> [Exercise]: Put every line from the start of the lines below through the line containing "svg-text:THRESHOLD: THRESHOLD [496, 364, 505, 411]", inclusive, into a JSON list of strings, one string per line, leaving out blank lines.

> [The input]:
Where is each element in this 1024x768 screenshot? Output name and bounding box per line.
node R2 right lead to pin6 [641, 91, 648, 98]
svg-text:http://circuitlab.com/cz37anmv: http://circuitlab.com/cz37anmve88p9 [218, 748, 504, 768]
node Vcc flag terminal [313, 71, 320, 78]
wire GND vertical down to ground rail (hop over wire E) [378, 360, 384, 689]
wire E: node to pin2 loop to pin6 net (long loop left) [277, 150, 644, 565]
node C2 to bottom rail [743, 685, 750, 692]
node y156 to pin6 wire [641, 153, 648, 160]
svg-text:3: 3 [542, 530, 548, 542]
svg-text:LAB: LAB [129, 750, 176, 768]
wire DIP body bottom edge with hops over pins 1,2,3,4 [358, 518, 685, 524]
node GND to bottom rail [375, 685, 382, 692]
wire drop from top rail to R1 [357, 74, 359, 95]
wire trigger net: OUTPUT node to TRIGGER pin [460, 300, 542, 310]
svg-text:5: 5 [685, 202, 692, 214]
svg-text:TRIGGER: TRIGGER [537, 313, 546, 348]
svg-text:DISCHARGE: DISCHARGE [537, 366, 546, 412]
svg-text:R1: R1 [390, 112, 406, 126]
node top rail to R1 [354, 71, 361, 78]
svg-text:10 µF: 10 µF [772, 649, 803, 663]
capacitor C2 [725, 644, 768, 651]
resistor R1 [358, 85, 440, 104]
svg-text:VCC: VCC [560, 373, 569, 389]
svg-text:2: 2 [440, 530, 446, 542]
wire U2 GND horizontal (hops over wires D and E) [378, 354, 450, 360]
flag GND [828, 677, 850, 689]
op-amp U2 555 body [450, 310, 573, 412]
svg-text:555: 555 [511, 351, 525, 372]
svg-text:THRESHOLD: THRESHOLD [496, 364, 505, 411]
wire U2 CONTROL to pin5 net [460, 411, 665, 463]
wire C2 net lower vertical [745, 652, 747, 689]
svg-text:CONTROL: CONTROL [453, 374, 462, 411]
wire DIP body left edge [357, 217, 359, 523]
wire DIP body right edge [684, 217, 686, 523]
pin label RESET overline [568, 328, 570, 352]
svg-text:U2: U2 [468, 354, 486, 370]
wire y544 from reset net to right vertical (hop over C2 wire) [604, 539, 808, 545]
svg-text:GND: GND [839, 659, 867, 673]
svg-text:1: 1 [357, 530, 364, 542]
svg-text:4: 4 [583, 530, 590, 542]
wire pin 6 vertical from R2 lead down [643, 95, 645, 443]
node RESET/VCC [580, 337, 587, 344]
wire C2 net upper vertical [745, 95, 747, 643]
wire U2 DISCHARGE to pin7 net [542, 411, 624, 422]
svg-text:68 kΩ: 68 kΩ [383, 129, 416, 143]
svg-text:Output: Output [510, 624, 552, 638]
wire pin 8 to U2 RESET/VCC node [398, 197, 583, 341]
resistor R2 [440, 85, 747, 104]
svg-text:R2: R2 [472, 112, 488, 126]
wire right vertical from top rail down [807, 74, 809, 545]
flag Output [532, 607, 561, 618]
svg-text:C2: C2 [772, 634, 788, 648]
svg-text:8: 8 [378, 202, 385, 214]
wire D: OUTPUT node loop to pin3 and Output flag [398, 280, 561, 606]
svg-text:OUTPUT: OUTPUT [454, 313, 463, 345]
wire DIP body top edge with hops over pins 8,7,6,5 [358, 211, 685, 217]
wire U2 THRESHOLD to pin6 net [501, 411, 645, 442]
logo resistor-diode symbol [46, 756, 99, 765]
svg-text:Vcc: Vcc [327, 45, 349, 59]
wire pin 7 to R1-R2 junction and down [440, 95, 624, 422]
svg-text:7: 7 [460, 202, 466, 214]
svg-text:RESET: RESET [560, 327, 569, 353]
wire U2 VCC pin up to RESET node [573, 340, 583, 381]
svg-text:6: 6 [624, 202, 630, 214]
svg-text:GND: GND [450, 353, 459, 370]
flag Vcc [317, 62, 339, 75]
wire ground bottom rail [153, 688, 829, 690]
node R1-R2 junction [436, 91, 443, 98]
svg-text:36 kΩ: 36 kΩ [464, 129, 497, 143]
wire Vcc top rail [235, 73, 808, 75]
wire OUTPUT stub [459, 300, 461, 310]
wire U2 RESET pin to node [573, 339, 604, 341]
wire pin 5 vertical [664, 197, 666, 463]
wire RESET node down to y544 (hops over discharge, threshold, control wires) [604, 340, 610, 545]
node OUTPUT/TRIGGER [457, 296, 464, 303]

> [Problem solution]:
[
  "Where is each element in this 1024x768 screenshot? Output name and bounding box per line.",
  "node R2 right lead to pin6 [641, 91, 648, 98]",
  "svg-text:http://circuitlab.com/cz37anmv: http://circuitlab.com/cz37anmve88p9 [218, 748, 504, 768]",
  "node Vcc flag terminal [313, 71, 320, 78]",
  "wire GND vertical down to ground rail (hop over wire E) [378, 360, 384, 689]",
  "wire E: node to pin2 loop to pin6 net (long loop left) [277, 150, 644, 565]",
  "node C2 to bottom rail [743, 685, 750, 692]",
  "node y156 to pin6 wire [641, 153, 648, 160]",
  "svg-text:3: 3 [542, 530, 548, 542]",
  "svg-text:LAB: LAB [129, 750, 176, 768]",
  "wire DIP body bottom edge with hops over pins 1,2,3,4 [358, 518, 685, 524]",
  "node GND to bottom rail [375, 685, 382, 692]",
  "wire drop from top rail to R1 [357, 74, 359, 95]",
  "wire trigger net: OUTPUT node to TRIGGER pin [460, 300, 542, 310]",
  "svg-text:5: 5 [685, 202, 692, 214]",
  "svg-text:TRIGGER: TRIGGER [537, 313, 546, 348]",
  "svg-text:DISCHARGE: DISCHARGE [537, 366, 546, 412]",
  "svg-text:R1: R1 [390, 112, 406, 126]",
  "node top rail to R1 [354, 71, 361, 78]",
  "svg-text:10 µF: 10 µF [772, 649, 803, 663]",
  "capacitor C2 [725, 644, 768, 651]",
  "resistor R1 [358, 85, 440, 104]",
  "svg-text:VCC: VCC [560, 373, 569, 389]",
  "svg-text:2: 2 [440, 530, 446, 542]",
  "wire U2 GND horizontal (hops over wires D and E) [378, 354, 450, 360]",
  "flag GND [828, 677, 850, 689]",
  "op-amp U2 555 body [450, 310, 573, 412]",
  "svg-text:555: 555 [511, 351, 525, 372]",
  "svg-text:THRESHOLD: THRESHOLD [496, 364, 505, 411]"
]